▶ **Set task a**:
Answer these questions using the newsletter below:
(i) Approximately how much did AT&T announce it would invest in its Mexico network?
(ii) How many pages long is the book about Intel that the newsletter recommends?
(iii) Which company filed the informal complaint against Time Warner Cable?

▶ **Provided passage**:
— Start —
End of quarter greetings from Louisville (home of Jim Patterson stadium, pictured), Tyler (TX), and Dallas. This week we will spend a little bit of time covering European anti-trust activities with Google. We’ll also touch base on several interesting news events which support the themes developed over the past month.
As a reminder, the Sunday Brief crew will be taking a well-deserved vacation for the next two Sundays and will return with our July 19 edition (from Paris). This week’s edition has several links with longer content. If you are current with your reading (and most of you are from the dozens of notes I received on last week’s write-up), try one of the in-depth links. There’s a lot more going on than a 1500 word weekly can cover. Or, if you are particularly ambitious and need that Kindle (or Hardcopy) content for your vacation, I recommend “The Intel Trinity: How Robert Noyce, Gordon Moore, and Andy Grove Built the World’s Most Important Company” by Michael Malone (Amazon link here). It was not a quick read (573 pages), but very informative and thorough.
AT&T’s Mexico Commitment
AT&T CEO Randall Stephenson met with Mexican President Enrique Pena Nieto on Thursday and announced that the company would be investing approximately $3 billion to bring the new AT&T network up to global standards (full announcement here). Contained in the announcement are some specific milestones that AT&T will achieve:
- While the investment will cover 100 million people (roughly 5/6th of the country) by the end of 2018, 75 million (62% of the country) will have LTE by the end of 2016. As we have seen with US network development, the metros are relatively easy – it’s the highways and more remote towns that can take a lot of time.
- In a page out of the early days of US mobile development, AT&T will offer its Mexico customers attractive US roaming packages and also allow customers to use their community minutes to call from the US to Mexico (my understanding is that unlimited SMS will be included in new plan structures. This would place them on a more competitive front with Latino-focused MVNOs).
- AT&T is making a strong commitment to revamp customer service and diversity programs to improve the lives of each employee and make AT&T Mexico one of the most desired places to work.
Bottom line: AT&T has created a different coverage map which will make them more competitive. Entering as the number two provider, they will create a calling community of nearly 120 million people. This is consistent with AT&T’s strategy to be an integrated communications provider with both wireline and wireless products and services.
Let the FCC Complaints Begin!
Those of you who are long-time readers of this column know that the recent Open Internet regulations represent an open door for redefinitions of peering and government oversight of network engineering practices. This process received its first trial this week with the informal complaint of Commercial Network Services (CNS), a Nevada-based corporation operating data centers in Los Angeles, London, and New York City, against Time Warner Cable (TWC), one of several Broadband Internet Access Service providers in the region.
— End —
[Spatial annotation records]
— Start —
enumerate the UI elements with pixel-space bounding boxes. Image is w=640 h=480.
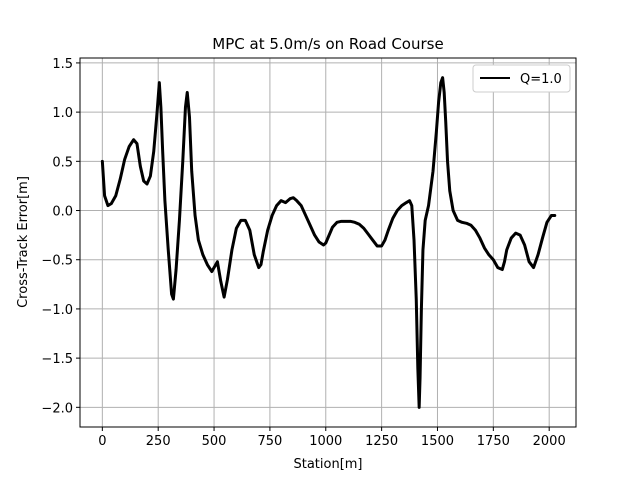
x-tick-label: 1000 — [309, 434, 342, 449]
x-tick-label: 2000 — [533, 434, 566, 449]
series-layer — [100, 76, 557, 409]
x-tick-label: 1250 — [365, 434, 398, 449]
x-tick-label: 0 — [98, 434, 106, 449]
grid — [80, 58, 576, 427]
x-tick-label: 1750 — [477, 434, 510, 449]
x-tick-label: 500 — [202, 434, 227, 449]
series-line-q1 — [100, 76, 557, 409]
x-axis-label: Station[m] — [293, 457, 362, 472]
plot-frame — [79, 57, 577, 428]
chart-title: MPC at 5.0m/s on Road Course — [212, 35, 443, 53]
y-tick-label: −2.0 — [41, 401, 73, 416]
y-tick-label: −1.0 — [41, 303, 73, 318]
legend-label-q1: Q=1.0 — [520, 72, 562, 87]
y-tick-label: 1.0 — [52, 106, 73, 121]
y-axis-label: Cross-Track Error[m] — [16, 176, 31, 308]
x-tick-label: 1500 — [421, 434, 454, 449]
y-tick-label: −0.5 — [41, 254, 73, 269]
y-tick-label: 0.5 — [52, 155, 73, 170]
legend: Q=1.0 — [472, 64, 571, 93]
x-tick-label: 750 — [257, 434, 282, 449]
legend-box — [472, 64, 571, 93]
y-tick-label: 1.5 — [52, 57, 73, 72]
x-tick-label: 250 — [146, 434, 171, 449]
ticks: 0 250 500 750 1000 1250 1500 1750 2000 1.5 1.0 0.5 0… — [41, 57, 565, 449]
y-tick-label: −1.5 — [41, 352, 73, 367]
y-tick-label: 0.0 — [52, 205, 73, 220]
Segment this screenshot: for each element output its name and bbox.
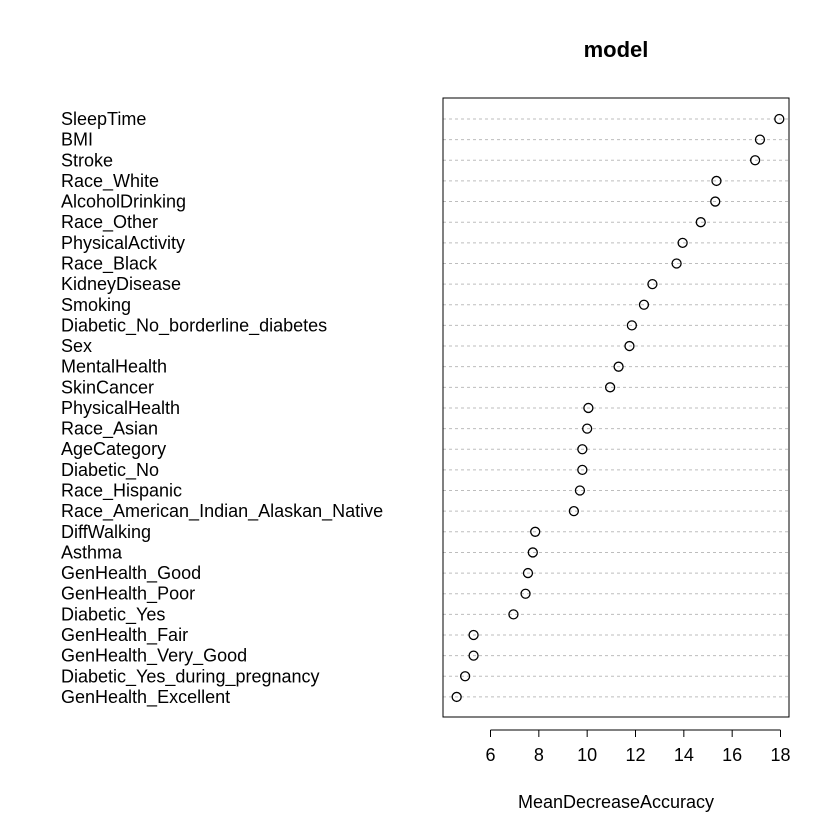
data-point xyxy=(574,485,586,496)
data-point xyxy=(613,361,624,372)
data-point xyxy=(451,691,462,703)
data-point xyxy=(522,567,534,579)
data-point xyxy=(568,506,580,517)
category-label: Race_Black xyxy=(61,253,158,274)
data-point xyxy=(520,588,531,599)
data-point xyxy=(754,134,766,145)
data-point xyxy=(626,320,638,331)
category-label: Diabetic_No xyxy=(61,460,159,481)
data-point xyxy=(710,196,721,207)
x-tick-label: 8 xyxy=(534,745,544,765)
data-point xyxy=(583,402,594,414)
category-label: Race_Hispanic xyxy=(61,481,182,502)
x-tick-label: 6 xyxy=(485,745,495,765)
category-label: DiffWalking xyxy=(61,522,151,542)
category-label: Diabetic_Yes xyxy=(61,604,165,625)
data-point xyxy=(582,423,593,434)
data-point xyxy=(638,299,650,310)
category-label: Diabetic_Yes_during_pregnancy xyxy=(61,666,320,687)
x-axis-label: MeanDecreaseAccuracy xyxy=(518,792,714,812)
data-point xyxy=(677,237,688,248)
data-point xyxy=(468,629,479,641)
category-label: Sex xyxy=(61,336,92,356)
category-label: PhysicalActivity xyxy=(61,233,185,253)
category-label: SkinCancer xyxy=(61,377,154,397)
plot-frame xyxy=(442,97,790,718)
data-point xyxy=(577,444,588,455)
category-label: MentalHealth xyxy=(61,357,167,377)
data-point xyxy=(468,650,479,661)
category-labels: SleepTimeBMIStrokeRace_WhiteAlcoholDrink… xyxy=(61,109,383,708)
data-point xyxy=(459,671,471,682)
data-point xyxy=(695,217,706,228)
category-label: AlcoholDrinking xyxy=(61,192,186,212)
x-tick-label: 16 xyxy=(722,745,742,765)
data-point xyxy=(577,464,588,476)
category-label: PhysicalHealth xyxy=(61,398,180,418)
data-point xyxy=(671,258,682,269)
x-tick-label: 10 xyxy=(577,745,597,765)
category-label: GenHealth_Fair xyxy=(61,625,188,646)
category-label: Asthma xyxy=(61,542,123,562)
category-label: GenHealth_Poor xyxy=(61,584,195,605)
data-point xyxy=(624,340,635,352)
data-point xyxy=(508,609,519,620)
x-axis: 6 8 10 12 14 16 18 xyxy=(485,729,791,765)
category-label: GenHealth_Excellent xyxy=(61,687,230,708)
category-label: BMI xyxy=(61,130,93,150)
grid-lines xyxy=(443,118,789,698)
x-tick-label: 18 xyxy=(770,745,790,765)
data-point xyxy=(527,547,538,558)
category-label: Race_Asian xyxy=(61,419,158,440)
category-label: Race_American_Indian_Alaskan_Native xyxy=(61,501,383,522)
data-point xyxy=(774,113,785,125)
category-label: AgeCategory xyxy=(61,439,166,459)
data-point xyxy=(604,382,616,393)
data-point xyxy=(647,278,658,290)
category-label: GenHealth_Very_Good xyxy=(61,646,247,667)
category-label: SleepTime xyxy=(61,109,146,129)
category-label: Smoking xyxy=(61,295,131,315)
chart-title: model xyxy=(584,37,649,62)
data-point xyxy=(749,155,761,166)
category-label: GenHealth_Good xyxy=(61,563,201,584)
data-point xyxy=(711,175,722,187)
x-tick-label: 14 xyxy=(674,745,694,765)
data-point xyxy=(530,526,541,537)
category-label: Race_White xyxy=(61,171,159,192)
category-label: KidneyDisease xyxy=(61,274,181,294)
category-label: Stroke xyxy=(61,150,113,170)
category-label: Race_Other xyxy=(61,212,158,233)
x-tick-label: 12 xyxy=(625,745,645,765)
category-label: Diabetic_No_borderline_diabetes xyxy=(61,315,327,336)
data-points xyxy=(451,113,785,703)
— End —
▶ **Set task b**: Format part of the listing as a Markdown table with the columns Row and Line. Begin at the line that contains "data-point xyxy=(574,485,586,496)" and stop after the line that contains "data-point xyxy=(754,134,766,145)". Include both of those lines, number the rows in order, and leave out any blank lines.

▶ **Complete output a**:
(i) Approximately $3 billion.
(ii) 573 pages.
(iii) Commercial Network Services (CNS), a Nevada-based corporation.

▶ **Complete output b**:
| Row | Line |
|---|---|
| 1 | data-point xyxy=(574,485,586,496) |
| 2 | data-point xyxy=(613,361,624,372) |
| 3 | data-point xyxy=(451,691,462,703) |
| 4 | data-point xyxy=(522,567,534,579) |
| 5 | data-point xyxy=(568,506,580,517) |
| 6 | category-label: Race_Black xyxy=(61,253,158,274) |
| 7 | data-point xyxy=(520,588,531,599) |
| 8 | data-point xyxy=(754,134,766,145) |